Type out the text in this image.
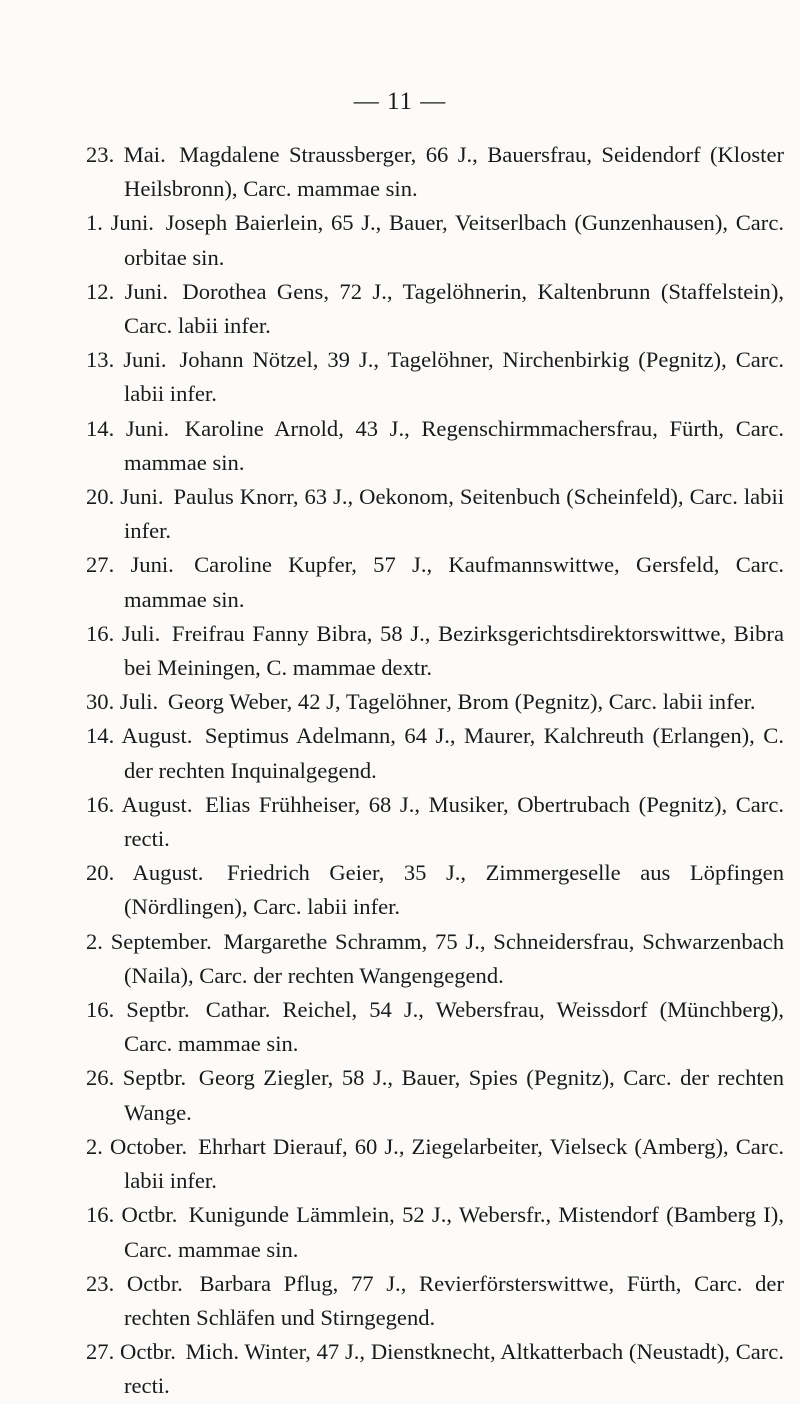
— 11 —
23. Mai. Magdalene Straussberger, 66 J., Bauersfrau, Seidendorf (Kloster Heilsbronn), Carc. mammae sin.
1. Juni. Joseph Baierlein, 65 J., Bauer, Veitserlbach (Gunzenhausen), Carc. orbitae sin.
12. Juni. Dorothea Gens, 72 J., Tagelöhnerin, Kaltenbrunn (Staffelstein), Carc. labii infer.
13. Juni. Johann Nötzel, 39 J., Tagelöhner, Nirchenbirkig (Pegnitz), Carc. labii infer.
14. Juni. Karoline Arnold, 43 J., Regenschirmmachersfrau, Fürth, Carc. mammae sin.
20. Juni. Paulus Knorr, 63 J., Oekonom, Seitenbuch (Scheinfeld), Carc. labii infer.
27. Juni. Caroline Kupfer, 57 J., Kaufmannswittwe, Gersfeld, Carc. mammae sin.
16. Juli. Freifrau Fanny Bibra, 58 J., Bezirksgerichtsdirektorswittwe, Bibra bei Meiningen, C. mammae dextr.
30. Juli. Georg Weber, 42 J, Tagelöhner, Brom (Pegnitz), Carc. labii infer.
14. August. Septimus Adelmann, 64 J., Maurer, Kalchreuth (Erlangen), C. der rechten Inquinalgegend.
16. August. Elias Frühheiser, 68 J., Musiker, Obertrubach (Pegnitz), Carc. recti.
20. August. Friedrich Geier, 35 J., Zimmergeselle aus Löpfingen (Nördlingen), Carc. labii infer.
2. September. Margarethe Schramm, 75 J., Schneidersfrau, Schwarzenbach (Naila), Carc. der rechten Wangengegend.
16. Septbr. Cathar. Reichel, 54 J., Webersfrau, Weissdorf (Münchberg), Carc. mammae sin.
26. Septbr. Georg Ziegler, 58 J., Bauer, Spies (Pegnitz), Carc. der rechten Wange.
2. October. Ehrhart Dierauf, 60 J., Ziegelarbeiter, Vielseck (Amberg), Carc. labii infer.
16. Octbr. Kunigunde Lämmlein, 52 J., Webersfr., Mistendorf (Bamberg I), Carc. mammae sin.
23. Octbr. Barbara Pflug, 77 J., Revierförsterswittwe, Fürth, Carc. der rechten Schläfen und Stirngegend.
27. Octbr. Mich. Winter, 47 J., Dienstknecht, Altkatterbach (Neustadt), Carc. recti.
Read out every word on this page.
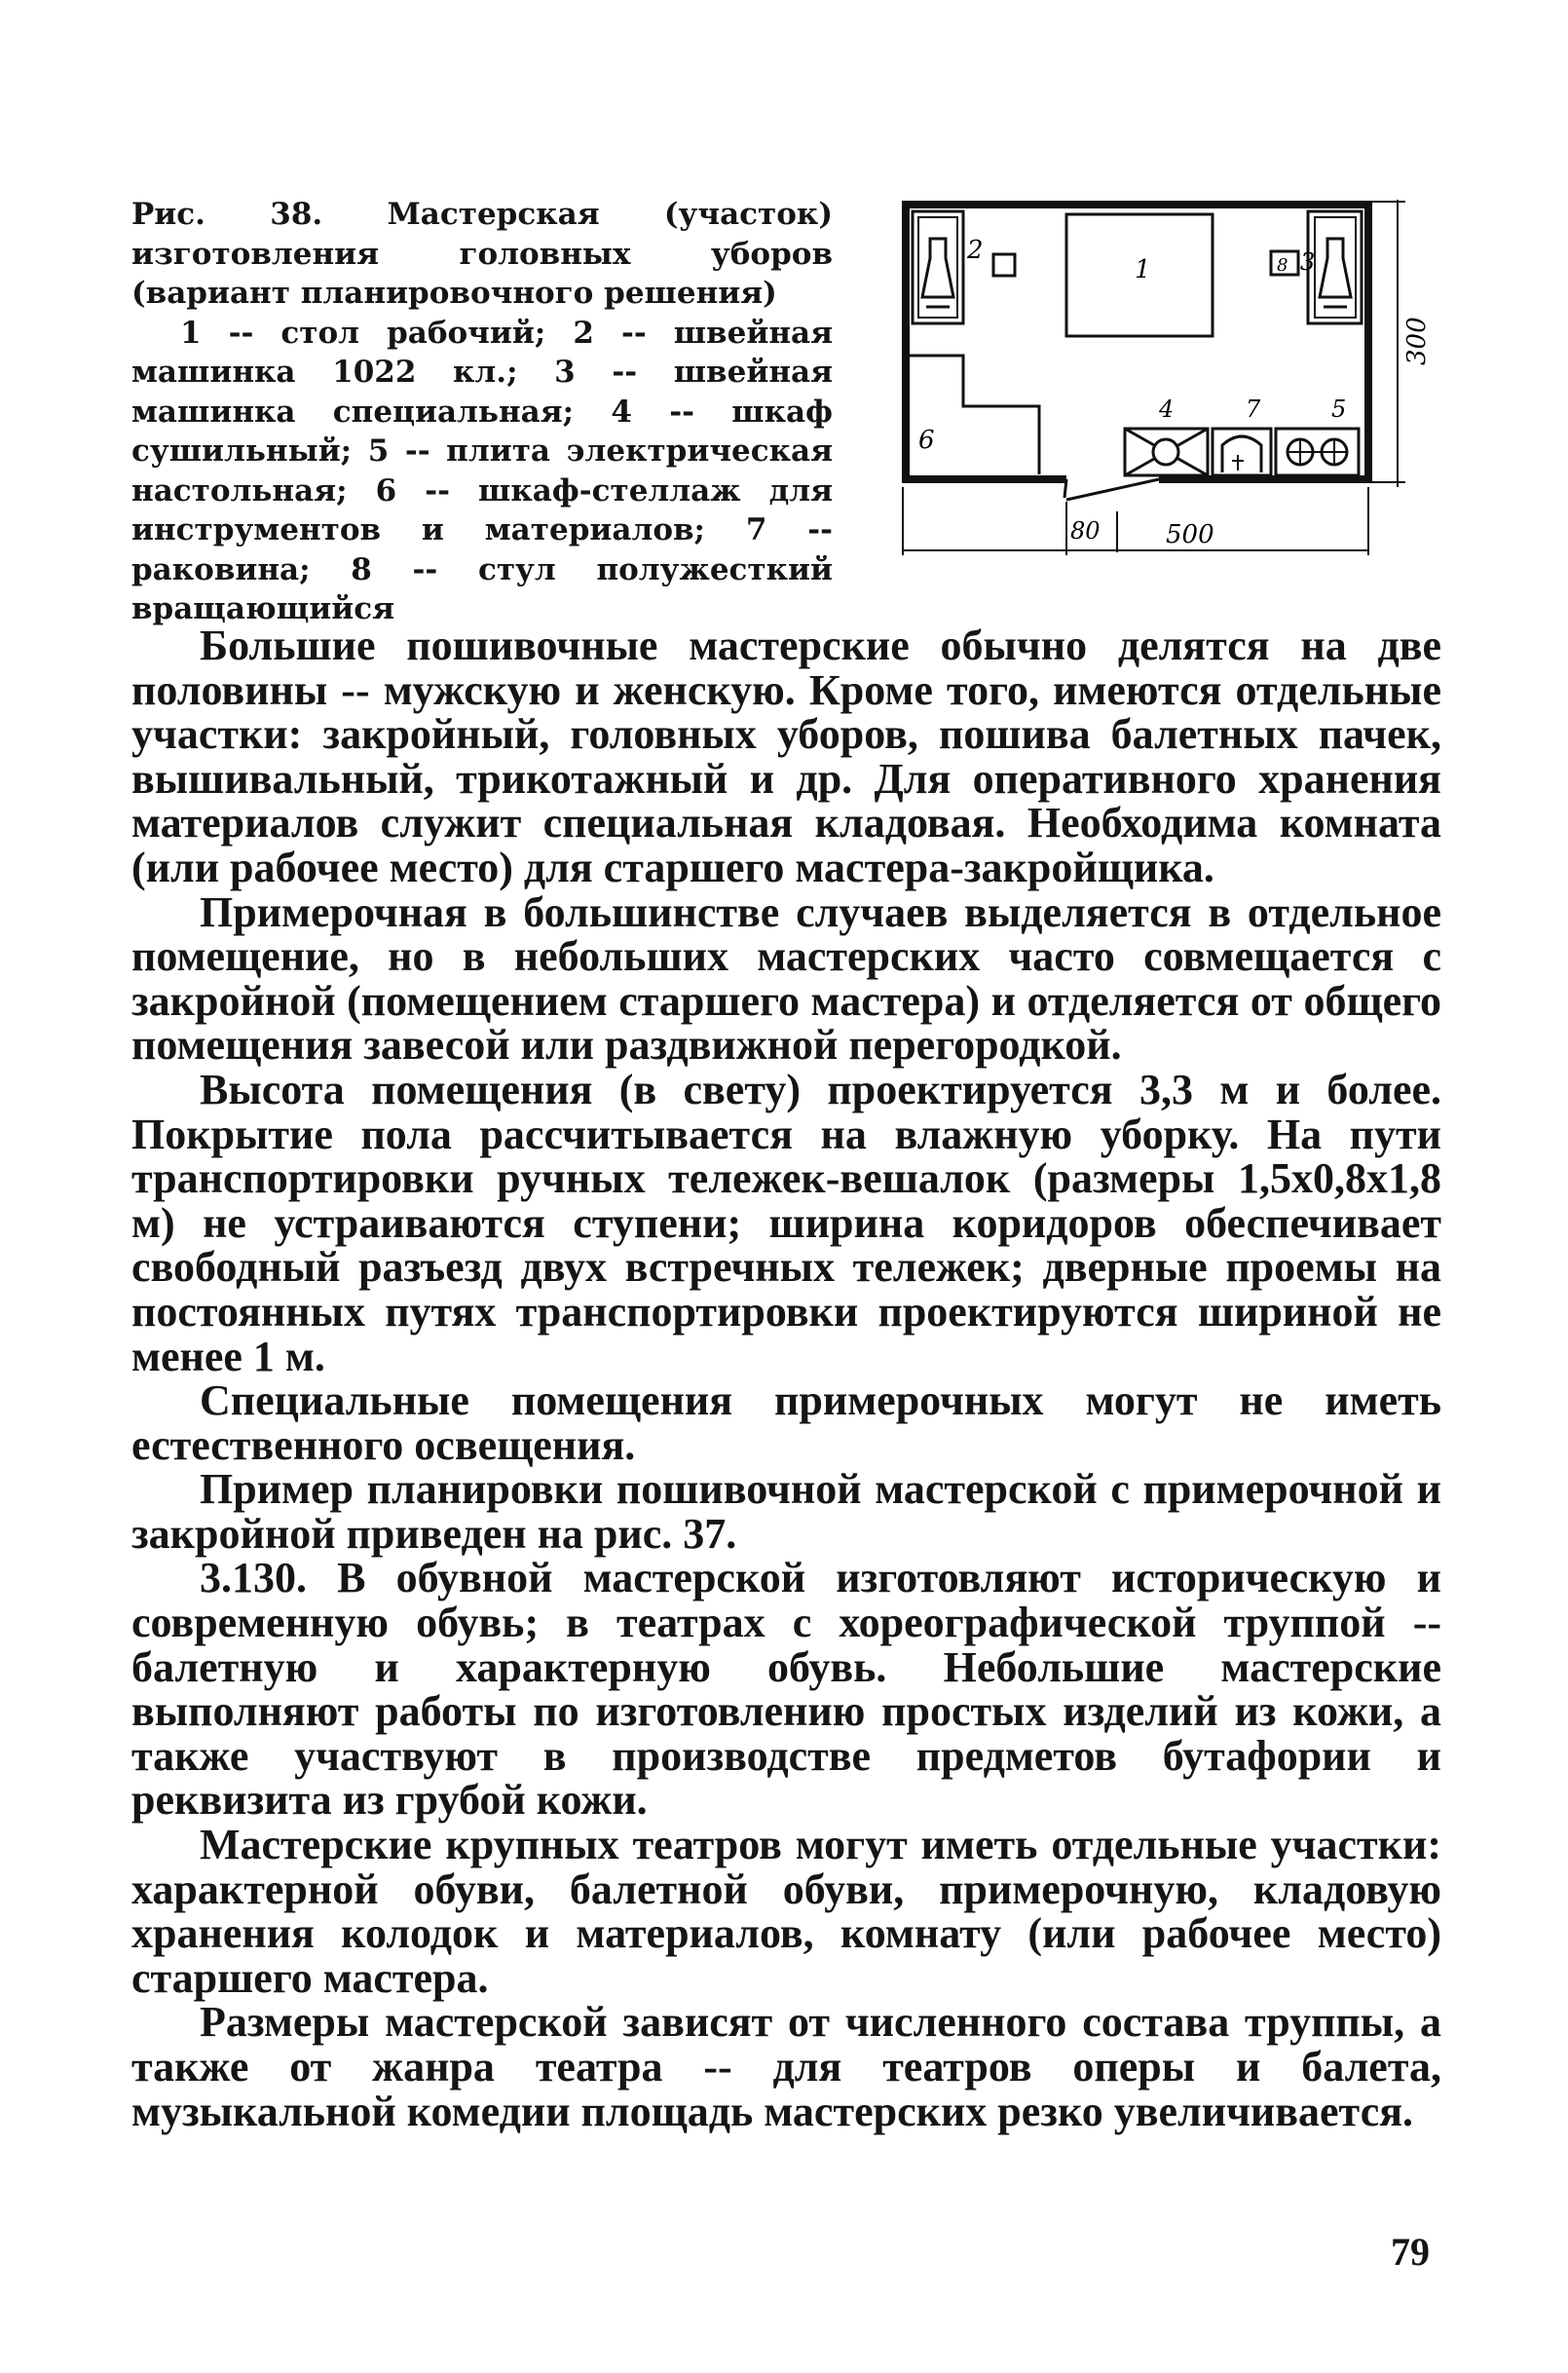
Рис. 38. Мастерская (участок) изготовления головных уборов (вариант планировочного решения)

1 -- стол рабочий; 2 -- швейная машинка 1022 кл.; 3 -- швейная машинка специальная; 4 -- шкаф сушильный; 5 -- плита электрическая настольная; 6 -- шкаф-стеллаж для инструментов и материалов; 7 -- раковина; 8 -- стул полужесткий вращающийся

2
1	8 3
6
4	7	5
300
80	500

Большие пошивочные мастерские обычно делятся на две половины -- мужскую и женскую. Кроме того, имеются отдельные участки: закройный, головных уборов, пошива балетных пачек, вышивальный, трикотажный и др. Для оперативного хранения материалов служит специальная кладовая. Необходима комната (или рабочее место) для старшего мастера-закройщика.

Примерочная в большинстве случаев выделяется в отдельное помещение, но в небольших мастерских часто совмещается с закройной (помещением старшего мастера) и отделяется от общего помещения завесой или раздвижной перегородкой.

Высота помещения (в свету) проектируется 3,3 м и более. Покрытие пола рассчитывается на влажную уборку. На пути транспортировки ручных тележек-вешалок (размеры 1,5х0,8х1,8 м) не устраиваются ступени; ширина коридоров обеспечивает свободный разъезд двух встречных тележек; дверные проемы на постоянных путях транспортировки проектируются шириной не менее 1 м.

Специальные помещения примерочных могут не иметь естественного освещения.

Пример планировки пошивочной мастерской с примерочной и закройной приведен на рис. 37.

3.130. В обувной мастерской изготовляют историческую и современную обувь; в театрах с хореографической труппой -- балетную и характерную обувь. Небольшие мастерские выполняют работы по изготовлению простых изделий из кожи, а также участвуют в производстве предметов бутафории и реквизита из грубой кожи.

Мастерские крупных театров могут иметь отдельные участки: характерной обуви, балетной обуви, примерочную, кладовую хранения колодок и материалов, комнату (или рабочее место) старшего мастера.

Размеры мастерской зависят от численного состава труппы, а также от жанра театра -- для театров оперы и балета, музыкальной комедии площадь мастерских резко увеличивается.

79
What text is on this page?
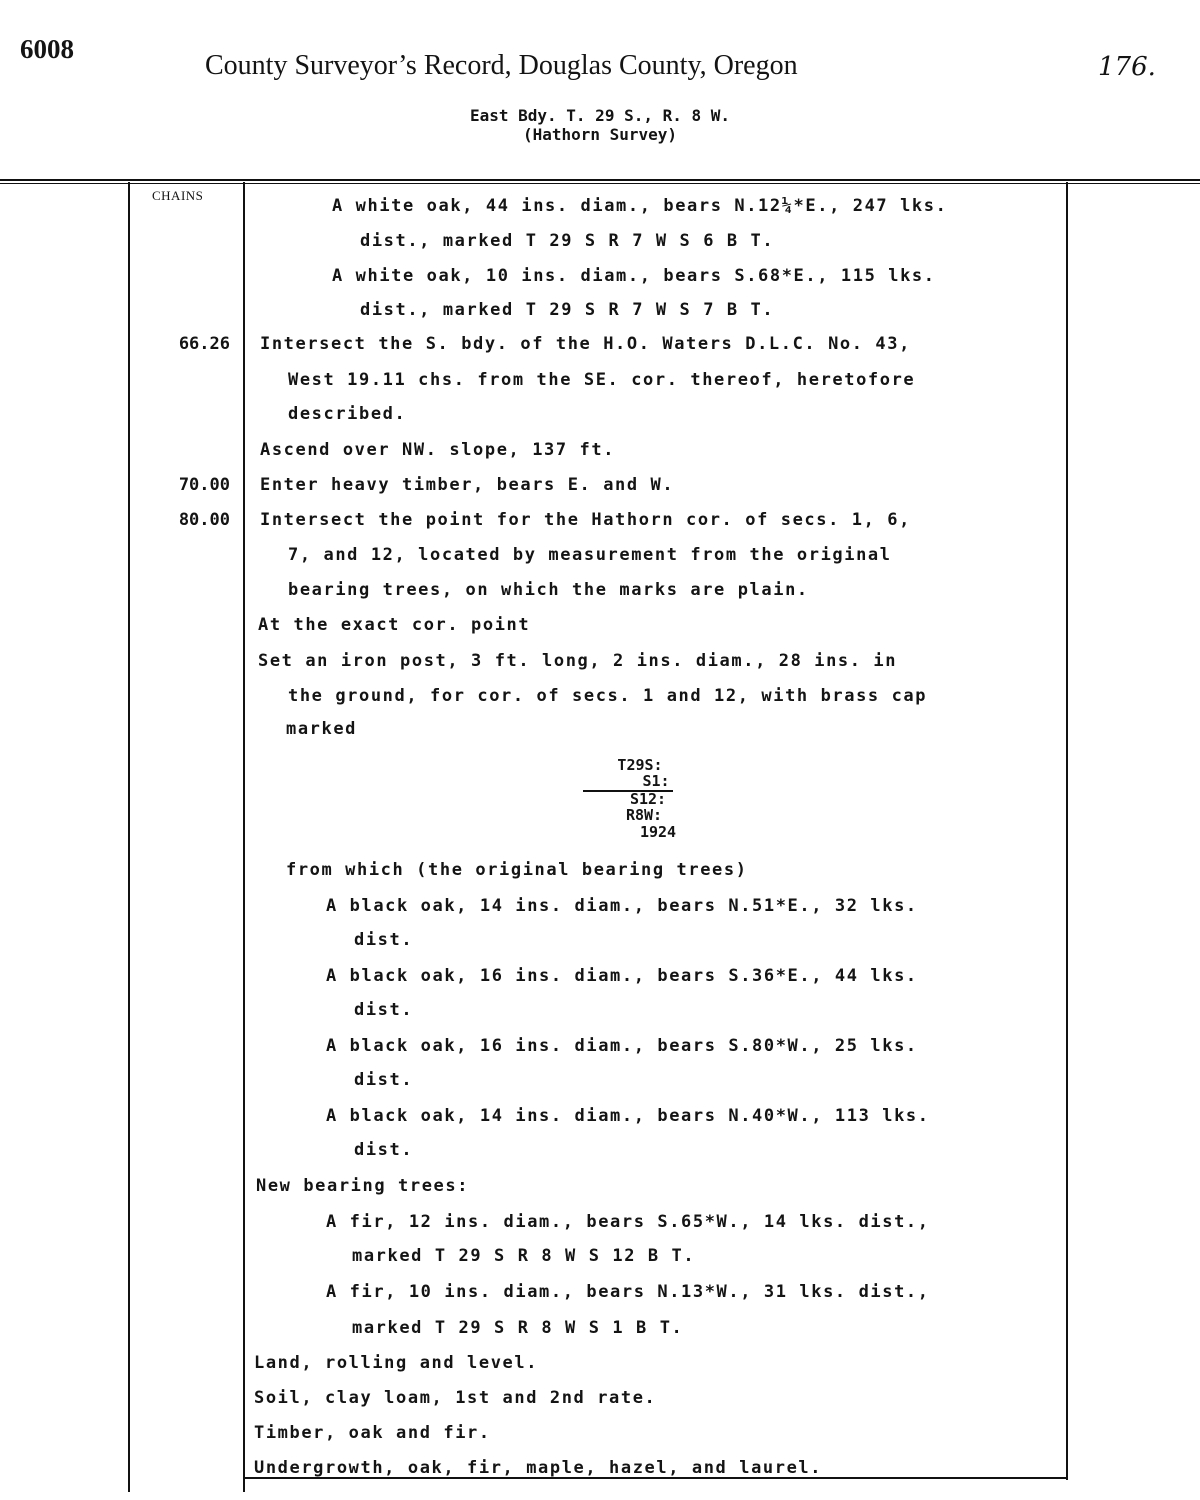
6008
County Surveyor’s Record, Douglas County, Oregon	176.
East Bdy. T. 29 S., R. 8 W.
(Hathorn Survey)
CHAINS
66.26
70.00
80.00
A white oak, 44 ins. diam., bears N.12¼*E., 247 lks.
dist., marked T 29 S R 7 W S 6 B T.
A white oak, 10 ins. diam., bears S.68*E., 115 lks.
dist., marked T 29 S R 7 W S 7 B T.
Intersect the S. bdy. of the H.O. Waters D.L.C. No. 43,
West 19.11 chs. from the SE. cor. thereof, heretofore
described.
Ascend over NW. slope, 137 ft.
Enter heavy timber, bears E. and W.
Intersect the point for the Hathorn cor. of secs. 1, 6,
7, and 12, located by measurement from the original
bearing trees, on which the marks are plain.
At the exact cor. point
Set an iron post, 3 ft. long, 2 ins. diam., 28 ins. in
the ground, for cor. of secs. 1 and 12, with brass cap
marked
T29S:
S1:
S12:
R8W:
1924
from which (the original bearing trees)
A black oak, 14 ins. diam., bears N.51*E., 32 lks.
dist.
A black oak, 16 ins. diam., bears S.36*E., 44 lks.
dist.
A black oak, 16 ins. diam., bears S.80*W., 25 lks.
dist.
A black oak, 14 ins. diam., bears N.40*W., 113 lks.
dist.
New bearing trees:
A fir, 12 ins. diam., bears S.65*W., 14 lks. dist.,
marked T 29 S R 8 W S 12 B T.
A fir, 10 ins. diam., bears N.13*W., 31 lks. dist.,
marked T 29 S R 8 W S 1 B T.
Land, rolling and level.
Soil, clay loam, 1st and 2nd rate.
Timber, oak and fir.
Undergrowth, oak, fir, maple, hazel, and laurel.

════════════════

(Exercise):
Report each line of the material above where the word "point" appears.

(Task solution):
Intersect the point for the Hathorn cor. of secs. 1, 6,
At the exact cor. point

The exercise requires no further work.